───── Listing ─────
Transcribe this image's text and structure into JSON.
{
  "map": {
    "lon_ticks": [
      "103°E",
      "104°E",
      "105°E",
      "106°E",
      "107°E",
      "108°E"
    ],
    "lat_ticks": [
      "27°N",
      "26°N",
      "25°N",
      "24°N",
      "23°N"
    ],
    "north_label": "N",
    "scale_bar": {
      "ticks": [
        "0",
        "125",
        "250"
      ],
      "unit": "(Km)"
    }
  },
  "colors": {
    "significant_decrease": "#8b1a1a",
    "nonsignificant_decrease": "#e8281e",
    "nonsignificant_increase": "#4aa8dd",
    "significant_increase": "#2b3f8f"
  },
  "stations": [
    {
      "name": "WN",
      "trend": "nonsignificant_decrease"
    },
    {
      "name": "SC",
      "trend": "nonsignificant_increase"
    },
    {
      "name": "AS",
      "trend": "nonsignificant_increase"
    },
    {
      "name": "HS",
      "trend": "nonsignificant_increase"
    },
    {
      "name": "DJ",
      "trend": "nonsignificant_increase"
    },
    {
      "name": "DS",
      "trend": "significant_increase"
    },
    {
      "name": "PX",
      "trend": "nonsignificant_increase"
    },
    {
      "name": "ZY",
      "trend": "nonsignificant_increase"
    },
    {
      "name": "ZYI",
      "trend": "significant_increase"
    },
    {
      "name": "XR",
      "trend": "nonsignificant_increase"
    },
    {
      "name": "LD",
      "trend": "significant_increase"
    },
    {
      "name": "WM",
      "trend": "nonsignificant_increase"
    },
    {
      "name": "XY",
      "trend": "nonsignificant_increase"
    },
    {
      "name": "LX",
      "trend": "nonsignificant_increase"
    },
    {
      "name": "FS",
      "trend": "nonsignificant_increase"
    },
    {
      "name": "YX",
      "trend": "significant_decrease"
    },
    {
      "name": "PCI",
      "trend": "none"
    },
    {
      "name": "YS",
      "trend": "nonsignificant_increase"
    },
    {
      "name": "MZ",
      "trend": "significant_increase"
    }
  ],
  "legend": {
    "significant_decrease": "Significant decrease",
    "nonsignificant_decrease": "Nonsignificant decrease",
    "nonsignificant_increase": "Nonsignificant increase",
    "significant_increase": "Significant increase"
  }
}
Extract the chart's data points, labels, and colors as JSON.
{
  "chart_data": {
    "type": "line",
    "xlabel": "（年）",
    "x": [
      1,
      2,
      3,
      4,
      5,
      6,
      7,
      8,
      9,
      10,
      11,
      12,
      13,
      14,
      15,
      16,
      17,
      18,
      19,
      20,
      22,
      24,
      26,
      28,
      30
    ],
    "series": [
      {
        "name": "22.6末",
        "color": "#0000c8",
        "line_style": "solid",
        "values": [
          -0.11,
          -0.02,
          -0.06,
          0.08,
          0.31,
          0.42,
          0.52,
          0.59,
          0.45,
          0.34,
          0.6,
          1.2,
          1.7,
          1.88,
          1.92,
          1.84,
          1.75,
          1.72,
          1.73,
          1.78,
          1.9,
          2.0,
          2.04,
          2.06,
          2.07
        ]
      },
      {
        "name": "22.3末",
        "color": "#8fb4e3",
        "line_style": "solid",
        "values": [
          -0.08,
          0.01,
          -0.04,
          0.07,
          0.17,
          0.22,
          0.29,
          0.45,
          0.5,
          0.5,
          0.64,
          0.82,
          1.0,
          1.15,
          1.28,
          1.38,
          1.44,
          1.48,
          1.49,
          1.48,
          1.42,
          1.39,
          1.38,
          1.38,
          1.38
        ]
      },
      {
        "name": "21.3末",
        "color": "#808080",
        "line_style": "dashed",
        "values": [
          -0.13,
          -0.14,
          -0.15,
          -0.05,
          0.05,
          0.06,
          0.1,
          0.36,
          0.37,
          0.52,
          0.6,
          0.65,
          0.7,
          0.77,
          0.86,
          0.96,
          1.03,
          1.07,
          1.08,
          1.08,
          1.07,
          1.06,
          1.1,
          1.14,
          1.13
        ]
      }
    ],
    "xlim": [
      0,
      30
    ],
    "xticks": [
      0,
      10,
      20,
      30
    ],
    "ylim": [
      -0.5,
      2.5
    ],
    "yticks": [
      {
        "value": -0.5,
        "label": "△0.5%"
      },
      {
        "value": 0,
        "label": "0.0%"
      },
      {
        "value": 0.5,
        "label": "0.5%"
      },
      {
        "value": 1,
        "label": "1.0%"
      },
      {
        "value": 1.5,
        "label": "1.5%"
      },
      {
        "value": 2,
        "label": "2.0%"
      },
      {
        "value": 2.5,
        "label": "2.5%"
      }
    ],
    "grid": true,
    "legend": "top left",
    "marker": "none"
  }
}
─────
[What is needed] Make a tally of the lines in this data that include the string "colors", and answer with that tally alone.

[Task response] 2